## Exercise requirements
Check each line for the word "name" and give how many have it. Say nothing else.

## Records shown
▼
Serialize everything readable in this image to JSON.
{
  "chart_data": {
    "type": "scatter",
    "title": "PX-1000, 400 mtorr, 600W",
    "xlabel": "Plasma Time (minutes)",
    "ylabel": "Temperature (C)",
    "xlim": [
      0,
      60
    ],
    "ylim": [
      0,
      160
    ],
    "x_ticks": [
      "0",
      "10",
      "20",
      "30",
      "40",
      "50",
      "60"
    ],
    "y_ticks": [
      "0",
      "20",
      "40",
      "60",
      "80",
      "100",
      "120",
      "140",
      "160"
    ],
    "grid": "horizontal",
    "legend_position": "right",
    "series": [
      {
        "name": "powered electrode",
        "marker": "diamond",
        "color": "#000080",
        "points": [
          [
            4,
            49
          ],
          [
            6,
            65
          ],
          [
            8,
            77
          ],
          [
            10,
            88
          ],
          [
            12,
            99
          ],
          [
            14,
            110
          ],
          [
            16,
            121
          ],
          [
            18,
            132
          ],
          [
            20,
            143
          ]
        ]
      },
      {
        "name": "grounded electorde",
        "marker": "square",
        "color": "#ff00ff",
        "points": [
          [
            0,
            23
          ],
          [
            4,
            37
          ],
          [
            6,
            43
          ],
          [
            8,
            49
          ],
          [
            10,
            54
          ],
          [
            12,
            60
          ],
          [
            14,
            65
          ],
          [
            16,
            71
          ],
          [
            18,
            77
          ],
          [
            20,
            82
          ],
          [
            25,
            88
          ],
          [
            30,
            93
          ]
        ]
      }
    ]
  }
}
▲
## Full answer
2